What you need to do » Report only the number of lines in this material that include the string "page".

____

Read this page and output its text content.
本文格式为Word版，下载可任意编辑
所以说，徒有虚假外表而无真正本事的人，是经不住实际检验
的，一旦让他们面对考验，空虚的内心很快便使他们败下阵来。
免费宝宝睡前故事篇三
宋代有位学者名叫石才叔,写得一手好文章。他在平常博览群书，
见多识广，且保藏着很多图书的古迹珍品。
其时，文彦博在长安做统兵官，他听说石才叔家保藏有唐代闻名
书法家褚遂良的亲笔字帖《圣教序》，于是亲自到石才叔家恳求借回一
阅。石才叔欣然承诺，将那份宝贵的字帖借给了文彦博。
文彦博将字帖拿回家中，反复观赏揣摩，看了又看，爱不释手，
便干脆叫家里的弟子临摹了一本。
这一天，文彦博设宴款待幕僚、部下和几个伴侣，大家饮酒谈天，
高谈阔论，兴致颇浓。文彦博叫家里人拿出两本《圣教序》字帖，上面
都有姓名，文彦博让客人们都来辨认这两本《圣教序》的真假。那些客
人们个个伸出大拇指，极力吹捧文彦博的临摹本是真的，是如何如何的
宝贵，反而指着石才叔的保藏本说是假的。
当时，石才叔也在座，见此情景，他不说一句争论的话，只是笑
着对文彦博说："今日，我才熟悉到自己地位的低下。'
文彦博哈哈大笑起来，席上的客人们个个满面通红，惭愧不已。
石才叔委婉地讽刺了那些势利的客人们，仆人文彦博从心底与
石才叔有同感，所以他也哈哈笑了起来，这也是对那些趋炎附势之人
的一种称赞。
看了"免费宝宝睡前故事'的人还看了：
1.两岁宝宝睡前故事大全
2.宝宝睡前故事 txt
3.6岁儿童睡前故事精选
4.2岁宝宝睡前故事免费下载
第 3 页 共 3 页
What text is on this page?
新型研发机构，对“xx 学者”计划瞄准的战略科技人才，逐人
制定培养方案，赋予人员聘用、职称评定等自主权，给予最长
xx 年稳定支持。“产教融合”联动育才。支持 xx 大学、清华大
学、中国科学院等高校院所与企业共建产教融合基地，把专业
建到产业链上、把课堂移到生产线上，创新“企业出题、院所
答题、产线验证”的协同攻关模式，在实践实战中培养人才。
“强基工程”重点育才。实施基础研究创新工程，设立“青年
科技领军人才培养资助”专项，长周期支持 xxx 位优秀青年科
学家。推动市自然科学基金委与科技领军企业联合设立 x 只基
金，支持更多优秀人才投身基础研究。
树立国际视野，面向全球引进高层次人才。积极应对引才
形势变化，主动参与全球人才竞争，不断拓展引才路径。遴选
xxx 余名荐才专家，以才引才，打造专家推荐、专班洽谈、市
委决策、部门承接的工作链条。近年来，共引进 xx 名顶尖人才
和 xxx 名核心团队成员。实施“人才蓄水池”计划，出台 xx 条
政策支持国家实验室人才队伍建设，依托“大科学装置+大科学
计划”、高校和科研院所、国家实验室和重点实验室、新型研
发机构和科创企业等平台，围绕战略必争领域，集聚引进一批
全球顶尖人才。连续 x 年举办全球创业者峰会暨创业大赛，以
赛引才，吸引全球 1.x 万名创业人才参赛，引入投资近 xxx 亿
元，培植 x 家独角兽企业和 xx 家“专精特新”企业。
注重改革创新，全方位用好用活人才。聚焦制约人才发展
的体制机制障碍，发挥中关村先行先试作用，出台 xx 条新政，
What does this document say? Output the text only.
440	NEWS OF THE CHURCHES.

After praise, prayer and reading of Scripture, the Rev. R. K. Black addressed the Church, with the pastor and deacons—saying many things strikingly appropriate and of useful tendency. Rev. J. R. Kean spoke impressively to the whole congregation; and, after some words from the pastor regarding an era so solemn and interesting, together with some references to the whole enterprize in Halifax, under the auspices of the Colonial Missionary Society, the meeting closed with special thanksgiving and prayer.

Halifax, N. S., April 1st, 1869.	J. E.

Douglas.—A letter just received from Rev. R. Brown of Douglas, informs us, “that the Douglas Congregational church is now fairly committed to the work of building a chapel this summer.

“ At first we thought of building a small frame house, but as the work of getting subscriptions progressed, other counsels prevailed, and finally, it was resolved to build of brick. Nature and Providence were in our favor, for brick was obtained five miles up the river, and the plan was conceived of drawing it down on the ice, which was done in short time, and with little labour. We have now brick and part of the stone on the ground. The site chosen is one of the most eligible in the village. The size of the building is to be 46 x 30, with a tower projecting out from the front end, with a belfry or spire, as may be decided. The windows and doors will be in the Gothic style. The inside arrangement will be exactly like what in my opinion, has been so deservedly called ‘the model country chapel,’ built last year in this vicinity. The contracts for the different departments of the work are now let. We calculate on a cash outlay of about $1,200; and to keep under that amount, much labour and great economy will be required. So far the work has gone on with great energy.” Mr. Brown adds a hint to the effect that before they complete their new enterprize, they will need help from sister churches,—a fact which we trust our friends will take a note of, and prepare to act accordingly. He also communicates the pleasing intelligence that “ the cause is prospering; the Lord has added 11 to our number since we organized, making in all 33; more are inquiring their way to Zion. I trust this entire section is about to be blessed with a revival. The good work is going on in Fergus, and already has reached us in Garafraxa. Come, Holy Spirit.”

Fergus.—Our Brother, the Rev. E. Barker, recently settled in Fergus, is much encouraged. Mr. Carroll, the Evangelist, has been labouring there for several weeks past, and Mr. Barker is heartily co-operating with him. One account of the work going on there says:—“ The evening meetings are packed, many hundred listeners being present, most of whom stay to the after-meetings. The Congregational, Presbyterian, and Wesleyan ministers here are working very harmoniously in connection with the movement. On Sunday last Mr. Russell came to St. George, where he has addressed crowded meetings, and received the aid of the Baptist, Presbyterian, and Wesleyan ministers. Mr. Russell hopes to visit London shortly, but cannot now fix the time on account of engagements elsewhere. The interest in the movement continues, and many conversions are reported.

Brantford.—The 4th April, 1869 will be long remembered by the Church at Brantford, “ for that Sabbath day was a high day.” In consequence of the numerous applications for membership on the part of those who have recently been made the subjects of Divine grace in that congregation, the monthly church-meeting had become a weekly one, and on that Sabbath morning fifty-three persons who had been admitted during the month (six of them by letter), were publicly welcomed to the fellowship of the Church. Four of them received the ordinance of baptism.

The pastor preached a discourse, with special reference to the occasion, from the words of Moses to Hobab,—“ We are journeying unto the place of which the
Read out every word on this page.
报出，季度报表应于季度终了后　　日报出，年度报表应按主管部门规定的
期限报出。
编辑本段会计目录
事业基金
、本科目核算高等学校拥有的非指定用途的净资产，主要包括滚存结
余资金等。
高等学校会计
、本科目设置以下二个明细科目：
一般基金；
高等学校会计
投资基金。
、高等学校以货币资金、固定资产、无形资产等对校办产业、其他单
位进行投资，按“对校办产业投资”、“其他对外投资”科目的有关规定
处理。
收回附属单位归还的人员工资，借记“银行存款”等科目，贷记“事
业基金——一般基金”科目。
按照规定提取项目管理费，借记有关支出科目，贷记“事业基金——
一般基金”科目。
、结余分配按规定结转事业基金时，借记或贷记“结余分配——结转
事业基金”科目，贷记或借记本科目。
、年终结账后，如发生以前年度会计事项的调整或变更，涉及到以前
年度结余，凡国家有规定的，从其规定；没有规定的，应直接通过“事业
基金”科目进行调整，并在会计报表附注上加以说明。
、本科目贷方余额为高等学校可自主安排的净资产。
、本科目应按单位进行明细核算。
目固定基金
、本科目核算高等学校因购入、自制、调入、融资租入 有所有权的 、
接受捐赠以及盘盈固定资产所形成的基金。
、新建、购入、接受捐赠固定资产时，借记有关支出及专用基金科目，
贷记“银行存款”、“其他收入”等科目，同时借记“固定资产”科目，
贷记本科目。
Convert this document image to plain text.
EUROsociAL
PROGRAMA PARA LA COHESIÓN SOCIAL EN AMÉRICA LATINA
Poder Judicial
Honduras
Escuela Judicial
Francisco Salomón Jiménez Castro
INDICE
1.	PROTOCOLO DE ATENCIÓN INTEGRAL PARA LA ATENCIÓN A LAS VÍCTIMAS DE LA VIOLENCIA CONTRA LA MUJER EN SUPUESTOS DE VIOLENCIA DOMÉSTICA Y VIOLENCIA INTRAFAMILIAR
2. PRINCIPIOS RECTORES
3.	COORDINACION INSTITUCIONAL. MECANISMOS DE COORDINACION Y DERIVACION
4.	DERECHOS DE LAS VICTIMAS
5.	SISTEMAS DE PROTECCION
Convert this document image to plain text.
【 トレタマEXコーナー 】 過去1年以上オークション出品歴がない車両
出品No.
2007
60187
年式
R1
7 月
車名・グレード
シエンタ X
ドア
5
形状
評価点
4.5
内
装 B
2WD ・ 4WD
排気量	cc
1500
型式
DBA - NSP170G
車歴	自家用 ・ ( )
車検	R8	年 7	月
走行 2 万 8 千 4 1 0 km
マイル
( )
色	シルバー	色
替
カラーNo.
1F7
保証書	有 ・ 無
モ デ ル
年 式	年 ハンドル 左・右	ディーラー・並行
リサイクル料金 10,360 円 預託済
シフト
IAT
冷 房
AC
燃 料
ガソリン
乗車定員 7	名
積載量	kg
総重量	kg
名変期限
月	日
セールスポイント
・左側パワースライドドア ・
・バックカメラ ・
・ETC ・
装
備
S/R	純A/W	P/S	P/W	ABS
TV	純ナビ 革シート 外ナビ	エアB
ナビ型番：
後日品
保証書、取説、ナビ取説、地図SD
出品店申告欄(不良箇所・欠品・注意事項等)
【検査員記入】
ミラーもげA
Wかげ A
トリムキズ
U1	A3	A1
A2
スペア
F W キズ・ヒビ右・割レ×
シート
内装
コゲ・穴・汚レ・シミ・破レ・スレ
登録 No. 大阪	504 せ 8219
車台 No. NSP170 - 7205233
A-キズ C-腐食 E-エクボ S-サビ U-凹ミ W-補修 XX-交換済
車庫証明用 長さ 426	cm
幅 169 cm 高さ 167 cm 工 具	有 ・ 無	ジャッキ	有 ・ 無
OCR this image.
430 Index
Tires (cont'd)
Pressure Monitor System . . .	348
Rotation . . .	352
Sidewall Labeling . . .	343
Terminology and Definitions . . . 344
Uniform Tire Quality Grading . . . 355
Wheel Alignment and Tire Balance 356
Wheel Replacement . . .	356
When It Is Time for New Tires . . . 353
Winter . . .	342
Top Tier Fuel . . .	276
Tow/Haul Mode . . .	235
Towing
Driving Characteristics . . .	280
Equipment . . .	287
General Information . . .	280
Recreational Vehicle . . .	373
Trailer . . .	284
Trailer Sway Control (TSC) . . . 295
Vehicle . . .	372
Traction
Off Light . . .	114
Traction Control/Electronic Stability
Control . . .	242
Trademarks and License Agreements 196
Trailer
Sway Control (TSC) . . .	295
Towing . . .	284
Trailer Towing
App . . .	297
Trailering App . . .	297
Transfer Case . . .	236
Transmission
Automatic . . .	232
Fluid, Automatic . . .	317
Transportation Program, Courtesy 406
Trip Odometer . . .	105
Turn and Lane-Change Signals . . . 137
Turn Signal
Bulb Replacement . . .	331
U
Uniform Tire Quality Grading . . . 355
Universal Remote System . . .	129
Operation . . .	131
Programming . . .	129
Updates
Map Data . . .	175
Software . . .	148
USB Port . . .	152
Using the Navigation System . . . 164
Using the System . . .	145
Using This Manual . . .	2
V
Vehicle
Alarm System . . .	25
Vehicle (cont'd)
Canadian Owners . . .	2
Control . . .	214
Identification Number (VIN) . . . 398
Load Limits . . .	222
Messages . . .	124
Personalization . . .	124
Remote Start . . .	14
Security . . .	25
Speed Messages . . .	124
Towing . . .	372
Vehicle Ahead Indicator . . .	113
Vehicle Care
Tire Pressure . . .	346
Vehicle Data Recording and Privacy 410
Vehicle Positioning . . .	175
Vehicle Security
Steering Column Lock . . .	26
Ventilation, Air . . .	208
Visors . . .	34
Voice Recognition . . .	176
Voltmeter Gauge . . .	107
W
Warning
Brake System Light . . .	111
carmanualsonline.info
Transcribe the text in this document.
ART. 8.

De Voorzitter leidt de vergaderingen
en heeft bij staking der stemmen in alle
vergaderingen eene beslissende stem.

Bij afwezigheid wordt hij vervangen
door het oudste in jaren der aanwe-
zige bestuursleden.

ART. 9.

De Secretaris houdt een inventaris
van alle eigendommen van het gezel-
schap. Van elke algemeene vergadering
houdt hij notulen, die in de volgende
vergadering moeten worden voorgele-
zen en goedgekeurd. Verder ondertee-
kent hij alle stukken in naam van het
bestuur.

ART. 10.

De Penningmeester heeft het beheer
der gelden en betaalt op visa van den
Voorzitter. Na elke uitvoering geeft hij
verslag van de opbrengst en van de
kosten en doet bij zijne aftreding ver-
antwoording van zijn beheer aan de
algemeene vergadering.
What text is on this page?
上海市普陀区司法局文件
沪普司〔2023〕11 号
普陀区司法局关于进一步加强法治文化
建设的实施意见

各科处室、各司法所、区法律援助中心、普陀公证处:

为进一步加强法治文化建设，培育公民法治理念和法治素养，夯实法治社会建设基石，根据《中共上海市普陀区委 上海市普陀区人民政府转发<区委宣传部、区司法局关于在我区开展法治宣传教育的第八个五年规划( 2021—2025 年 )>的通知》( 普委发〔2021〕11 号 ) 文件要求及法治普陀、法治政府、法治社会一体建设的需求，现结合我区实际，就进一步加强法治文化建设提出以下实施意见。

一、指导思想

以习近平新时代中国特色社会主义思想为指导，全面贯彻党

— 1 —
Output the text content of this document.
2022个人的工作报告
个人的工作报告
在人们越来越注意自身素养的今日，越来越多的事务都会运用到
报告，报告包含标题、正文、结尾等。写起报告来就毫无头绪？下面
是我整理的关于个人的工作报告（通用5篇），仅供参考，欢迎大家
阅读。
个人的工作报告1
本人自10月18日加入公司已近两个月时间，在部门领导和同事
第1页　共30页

____

Response to this exercise » 4